'''

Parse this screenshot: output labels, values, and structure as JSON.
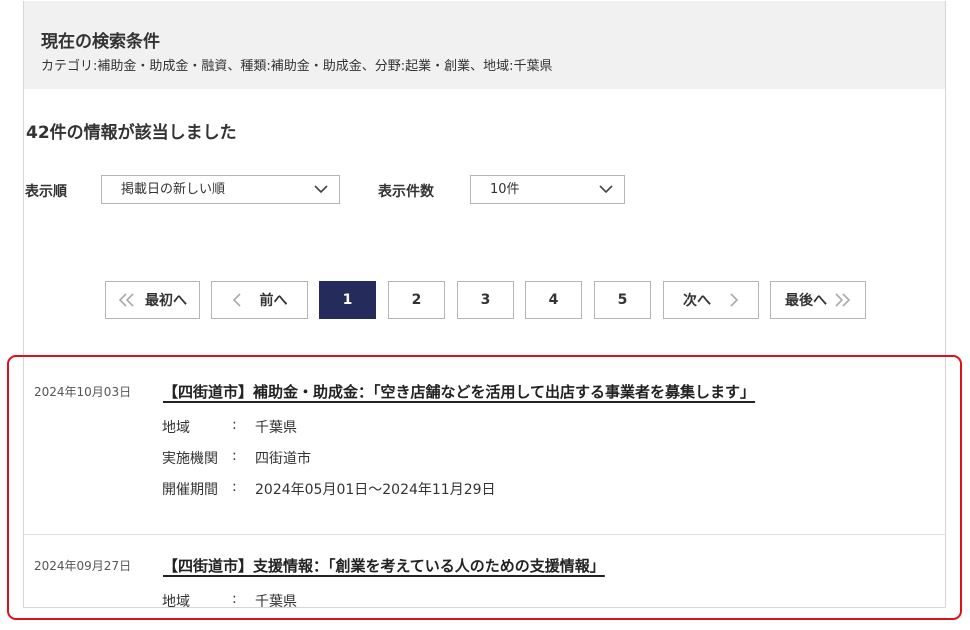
{
  "search_conditions": {
    "title": "現在の検索条件",
    "text": "カテゴリ:補助金・助成金・融資、種類:補助金・助成金、分野:起業・創業、地域:千葉県"
  },
  "result_count_text": "42件の情報が該当しました",
  "controls": {
    "sort_label": "表示順",
    "sort_value": "掲載日の新しい順",
    "count_label": "表示件数",
    "count_value": "10件"
  },
  "pagination": {
    "first": "最初へ",
    "prev": "前へ",
    "pages": [
      "1",
      "2",
      "3",
      "4",
      "5"
    ],
    "current_page": "1",
    "next": "次へ",
    "last": "最後へ"
  },
  "results": [
    {
      "date": "2024年10月03日",
      "title": "【四街道市】補助金・助成金：「空き店舗などを活用して出店する事業者を募集します」",
      "fields": [
        {
          "label": "地域",
          "colon": ":",
          "value": "千葉県"
        },
        {
          "label": "実施機関",
          "colon": ":",
          "value": "四街道市"
        },
        {
          "label": "開催期間",
          "colon": ":",
          "value": "2024年05月01日～2024年11月29日"
        }
      ]
    },
    {
      "date": "2024年09月27日",
      "title": "【四街道市】支援情報：「創業を考えている人のための支援情報」",
      "fields": [
        {
          "label": "地域",
          "colon": ":",
          "value": "千葉県"
        }
      ]
    }
  ],
  "colors": {
    "current_page_bg": "#252b5a",
    "highlight_border": "#e0101b",
    "condition_box_bg": "#f1f1f1"
  }
}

'''

• Written request
Quote the records above exactly, leaving out any pictures.

• Answer in full
Parse this screenshot: output labels, values, and structure as JSON.
{
  "search_conditions": {
    "title": "現在の検索条件",
    "text": "カテゴリ:補助金・助成金・融資、種類:補助金・助成金、分野:起業・創業、地域:千葉県"
  },
  "result_count_text": "42件の情報が該当しました",
  "controls": {
    "sort_label": "表示順",
    "sort_value": "掲載日の新しい順",
    "count_label": "表示件数",
    "count_value": "10件"
  },
  "pagination": {
    "first": "最初へ",
    "prev": "前へ",
    "pages": [
      "1",
      "2",
      "3",
      "4",
      "5"
    ],
    "current_page": "1",
    "next": "次へ",
    "last": "最後へ"
  },
  "results": [
    {
      "date": "2024年10月03日",
      "title": "【四街道市】補助金・助成金：「空き店舗などを活用して出店する事業者を募集します」",
      "fields": [
        {
          "label": "地域",
          "colon": ":",
          "value": "千葉県"
        },
        {
          "label": "実施機関",
          "colon": ":",
          "value": "四街道市"
        },
        {
          "label": "開催期間",
          "colon": ":",
          "value": "2024年05月01日～2024年11月29日"
        }
      ]
    },
    {
      "date": "2024年09月27日",
      "title": "【四街道市】支援情報：「創業を考えている人のための支援情報」",
      "fields": [
        {
          "label": "地域",
          "colon": ":",
          "value": "千葉県"
        }
      ]
    }
  ],
  "colors": {
    "current_page_bg": "#252b5a",
    "highlight_border": "#e0101b",
    "condition_box_bg": "#f1f1f1"
  }
}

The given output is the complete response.